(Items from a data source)
* * * * * * *
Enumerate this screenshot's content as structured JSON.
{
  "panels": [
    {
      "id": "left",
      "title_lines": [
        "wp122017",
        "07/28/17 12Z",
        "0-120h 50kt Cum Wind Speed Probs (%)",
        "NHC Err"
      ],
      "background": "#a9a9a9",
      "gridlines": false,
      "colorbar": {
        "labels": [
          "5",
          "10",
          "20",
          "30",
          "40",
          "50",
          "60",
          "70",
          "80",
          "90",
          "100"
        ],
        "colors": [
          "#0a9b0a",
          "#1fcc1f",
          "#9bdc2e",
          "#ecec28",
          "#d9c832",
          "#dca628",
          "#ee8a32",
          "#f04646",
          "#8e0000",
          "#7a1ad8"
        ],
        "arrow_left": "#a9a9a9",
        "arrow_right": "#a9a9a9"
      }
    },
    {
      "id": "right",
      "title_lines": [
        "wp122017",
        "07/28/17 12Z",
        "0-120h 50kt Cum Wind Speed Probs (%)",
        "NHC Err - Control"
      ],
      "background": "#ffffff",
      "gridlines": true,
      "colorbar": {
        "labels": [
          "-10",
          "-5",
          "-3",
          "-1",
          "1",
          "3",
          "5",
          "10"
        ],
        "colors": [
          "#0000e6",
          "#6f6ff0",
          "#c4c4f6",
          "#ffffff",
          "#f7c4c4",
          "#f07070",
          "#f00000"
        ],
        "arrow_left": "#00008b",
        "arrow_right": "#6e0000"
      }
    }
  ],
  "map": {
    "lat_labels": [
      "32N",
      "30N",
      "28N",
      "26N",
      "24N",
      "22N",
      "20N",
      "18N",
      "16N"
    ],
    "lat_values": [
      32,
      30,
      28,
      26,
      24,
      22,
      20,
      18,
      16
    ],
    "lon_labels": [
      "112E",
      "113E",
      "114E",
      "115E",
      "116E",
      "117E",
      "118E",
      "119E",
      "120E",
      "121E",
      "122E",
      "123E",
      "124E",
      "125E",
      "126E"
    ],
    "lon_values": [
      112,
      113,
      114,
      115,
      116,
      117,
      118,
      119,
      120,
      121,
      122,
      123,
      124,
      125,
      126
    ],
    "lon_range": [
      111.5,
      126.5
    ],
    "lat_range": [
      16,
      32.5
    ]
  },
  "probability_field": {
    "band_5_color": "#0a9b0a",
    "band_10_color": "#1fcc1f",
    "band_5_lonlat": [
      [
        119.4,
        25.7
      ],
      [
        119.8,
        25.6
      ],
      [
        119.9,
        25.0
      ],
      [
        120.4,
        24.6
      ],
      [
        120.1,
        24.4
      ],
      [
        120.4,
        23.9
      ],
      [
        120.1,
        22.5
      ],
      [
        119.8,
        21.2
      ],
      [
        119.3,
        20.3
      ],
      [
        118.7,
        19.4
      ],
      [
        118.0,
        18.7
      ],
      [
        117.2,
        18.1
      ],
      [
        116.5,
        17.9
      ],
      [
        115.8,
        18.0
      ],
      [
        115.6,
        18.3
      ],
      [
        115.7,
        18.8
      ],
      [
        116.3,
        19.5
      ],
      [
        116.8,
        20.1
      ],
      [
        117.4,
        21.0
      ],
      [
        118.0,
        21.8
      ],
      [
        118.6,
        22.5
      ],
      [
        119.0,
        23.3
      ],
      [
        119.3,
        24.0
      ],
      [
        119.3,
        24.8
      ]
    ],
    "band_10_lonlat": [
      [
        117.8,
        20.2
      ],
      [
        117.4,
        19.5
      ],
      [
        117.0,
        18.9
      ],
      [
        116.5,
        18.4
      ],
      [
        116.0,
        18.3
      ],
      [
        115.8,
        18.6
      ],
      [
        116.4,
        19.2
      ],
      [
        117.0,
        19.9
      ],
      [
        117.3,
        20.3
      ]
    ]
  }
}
* * * * * * *
- What the exercise asks: Restate all of the entries above precisely.

- Complete output:
Enumerate this screenshot's content as structured JSON.
{
  "panels": [
    {
      "id": "left",
      "title_lines": [
        "wp122017",
        "07/28/17 12Z",
        "0-120h 50kt Cum Wind Speed Probs (%)",
        "NHC Err"
      ],
      "background": "#a9a9a9",
      "gridlines": false,
      "colorbar": {
        "labels": [
          "5",
          "10",
          "20",
          "30",
          "40",
          "50",
          "60",
          "70",
          "80",
          "90",
          "100"
        ],
        "colors": [
          "#0a9b0a",
          "#1fcc1f",
          "#9bdc2e",
          "#ecec28",
          "#d9c832",
          "#dca628",
          "#ee8a32",
          "#f04646",
          "#8e0000",
          "#7a1ad8"
        ],
        "arrow_left": "#a9a9a9",
        "arrow_right": "#a9a9a9"
      }
    },
    {
      "id": "right",
      "title_lines": [
        "wp122017",
        "07/28/17 12Z",
        "0-120h 50kt Cum Wind Speed Probs (%)",
        "NHC Err - Control"
      ],
      "background": "#ffffff",
      "gridlines": true,
      "colorbar": {
        "labels": [
          "-10",
          "-5",
          "-3",
          "-1",
          "1",
          "3",
          "5",
          "10"
        ],
        "colors": [
          "#0000e6",
          "#6f6ff0",
          "#c4c4f6",
          "#ffffff",
          "#f7c4c4",
          "#f07070",
          "#f00000"
        ],
        "arrow_left": "#00008b",
        "arrow_right": "#6e0000"
      }
    }
  ],
  "map": {
    "lat_labels": [
      "32N",
      "30N",
      "28N",
      "26N",
      "24N",
      "22N",
      "20N",
      "18N",
      "16N"
    ],
    "lat_values": [
      32,
      30,
      28,
      26,
      24,
      22,
      20,
      18,
      16
    ],
    "lon_labels": [
      "112E",
      "113E",
      "114E",
      "115E",
      "116E",
      "117E",
      "118E",
      "119E",
      "120E",
      "121E",
      "122E",
      "123E",
      "124E",
      "125E",
      "126E"
    ],
    "lon_values": [
      112,
      113,
      114,
      115,
      116,
      117,
      118,
      119,
      120,
      121,
      122,
      123,
      124,
      125,
      126
    ],
    "lon_range": [
      111.5,
      126.5
    ],
    "lat_range": [
      16,
      32.5
    ]
  },
  "probability_field": {
    "band_5_color": "#0a9b0a",
    "band_10_color": "#1fcc1f",
    "band_5_lonlat": [
      [
        119.4,
        25.7
      ],
      [
        119.8,
        25.6
      ],
      [
        119.9,
        25.0
      ],
      [
        120.4,
        24.6
      ],
      [
        120.1,
        24.4
      ],
      [
        120.4,
        23.9
      ],
      [
        120.1,
        22.5
      ],
      [
        119.8,
        21.2
      ],
      [
        119.3,
        20.3
      ],
      [
        118.7,
        19.4
      ],
      [
        118.0,
        18.7
      ],
      [
        117.2,
        18.1
      ],
      [
        116.5,
        17.9
      ],
      [
        115.8,
        18.0
      ],
      [
        115.6,
        18.3
      ],
      [
        115.7,
        18.8
      ],
      [
        116.3,
        19.5
      ],
      [
        116.8,
        20.1
      ],
      [
        117.4,
        21.0
      ],
      [
        118.0,
        21.8
      ],
      [
        118.6,
        22.5
      ],
      [
        119.0,
        23.3
      ],
      [
        119.3,
        24.0
      ],
      [
        119.3,
        24.8
      ]
    ],
    "band_10_lonlat": [
      [
        117.8,
        20.2
      ],
      [
        117.4,
        19.5
      ],
      [
        117.0,
        18.9
      ],
      [
        116.5,
        18.4
      ],
      [
        116.0,
        18.3
      ],
      [
        115.8,
        18.6
      ],
      [
        116.4,
        19.2
      ],
      [
        117.0,
        19.9
      ],
      [
        117.3,
        20.3
      ]
    ]
  }
}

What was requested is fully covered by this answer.